STATED EXERCISE: Read through the entries below and return each line with the word "screenshot".

(Records from a data collection)
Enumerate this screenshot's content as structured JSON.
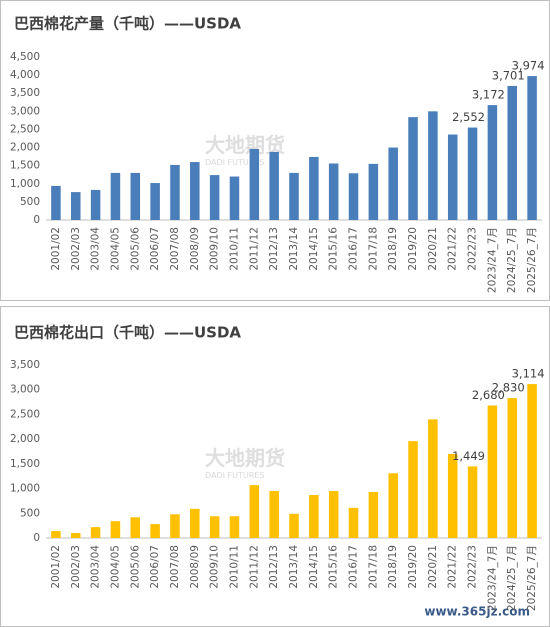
{
  "site_watermark": "www.365jz.com",
  "chart_data": [
    {
      "type": "bar",
      "title": "巴西棉花产量（千吨）——USDA",
      "color": "#4a7ebb",
      "watermark": [
        "大地期货",
        "DADI FUTURES"
      ],
      "categories": [
        "2001/02",
        "2002/03",
        "2003/04",
        "2004/05",
        "2005/06",
        "2006/07",
        "2007/08",
        "2008/09",
        "2009/10",
        "2010/11",
        "2011/12",
        "2012/13",
        "2013/14",
        "2014/15",
        "2015/16",
        "2016/17",
        "2017/18",
        "2018/19",
        "2019/20",
        "2020/21",
        "2021/22",
        "2022/23",
        "2023/24_7月",
        "2024/25_7月",
        "2025/26_7月"
      ],
      "values": [
        940,
        770,
        830,
        1300,
        1300,
        1020,
        1520,
        1600,
        1240,
        1200,
        1960,
        1880,
        1300,
        1740,
        1560,
        1290,
        1550,
        2000,
        2840,
        3000,
        2360,
        2552,
        3172,
        3701,
        3974
      ],
      "value_labels": [
        null,
        null,
        null,
        null,
        null,
        null,
        null,
        null,
        null,
        null,
        null,
        null,
        null,
        null,
        null,
        null,
        null,
        null,
        null,
        null,
        null,
        "2,552",
        "3,172",
        "3,701",
        "3,974"
      ],
      "ylim": [
        0,
        4500
      ],
      "yticks": [
        0,
        500,
        {
          "value": 1000,
          "label": "1,000"
        },
        {
          "value": 1500,
          "label": "1,500"
        },
        {
          "value": 2000,
          "label": "2,000"
        },
        {
          "value": 2500,
          "label": "2,500"
        },
        {
          "value": 3000,
          "label": "3,000"
        },
        {
          "value": 3500,
          "label": "3,500"
        },
        {
          "value": 4000,
          "label": "4,000"
        },
        {
          "value": 4500,
          "label": "4,500"
        }
      ],
      "grid": false
    },
    {
      "type": "bar",
      "title": "巴西棉花出口（千吨）——USDA",
      "color": "#ffc000",
      "watermark": [
        "大地期货",
        "DADI FUTURES"
      ],
      "categories": [
        "2001/02",
        "2002/03",
        "2003/04",
        "2004/05",
        "2005/06",
        "2006/07",
        "2007/08",
        "2008/09",
        "2009/10",
        "2010/11",
        "2011/12",
        "2012/13",
        "2013/14",
        "2014/15",
        "2015/16",
        "2016/17",
        "2017/18",
        "2018/19",
        "2019/20",
        "2020/21",
        "2021/22",
        "2022/23",
        "2023/24_7月",
        "2024/25_7月",
        "2025/26_7月"
      ],
      "values": [
        140,
        100,
        220,
        340,
        420,
        280,
        480,
        590,
        440,
        440,
        1070,
        950,
        490,
        870,
        950,
        610,
        930,
        1310,
        1960,
        2400,
        1700,
        1449,
        2680,
        2830,
        3114
      ],
      "value_labels": [
        null,
        null,
        null,
        null,
        null,
        null,
        null,
        null,
        null,
        null,
        null,
        null,
        null,
        null,
        null,
        null,
        null,
        null,
        null,
        null,
        null,
        "1,449",
        "2,680",
        "2,830",
        "3,114"
      ],
      "ylim": [
        0,
        3500
      ],
      "yticks": [
        0,
        500,
        {
          "value": 1000,
          "label": "1,000"
        },
        {
          "value": 1500,
          "label": "1,500"
        },
        {
          "value": 2000,
          "label": "2,000"
        },
        {
          "value": 2500,
          "label": "2,500"
        },
        {
          "value": 3000,
          "label": "3,000"
        },
        {
          "value": 3500,
          "label": "3,500"
        }
      ],
      "grid": false
    }
  ]
}
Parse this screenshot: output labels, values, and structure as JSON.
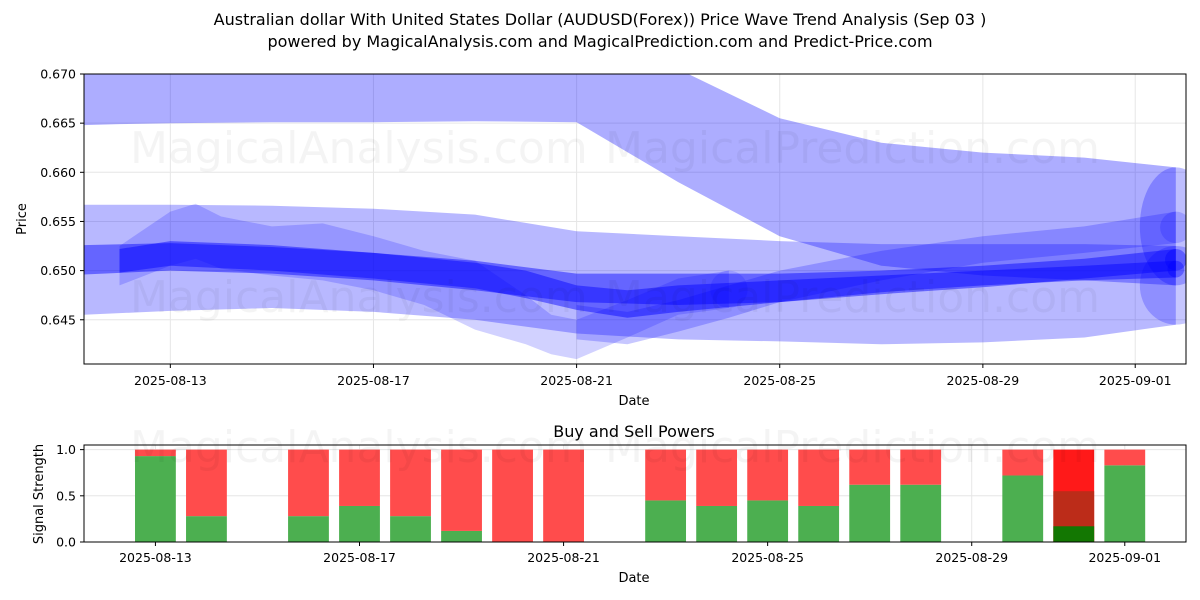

RESULT:
Enumerate this screenshot's content as structured JSON.
Parse this screenshot: output labels, values, and structure as JSON.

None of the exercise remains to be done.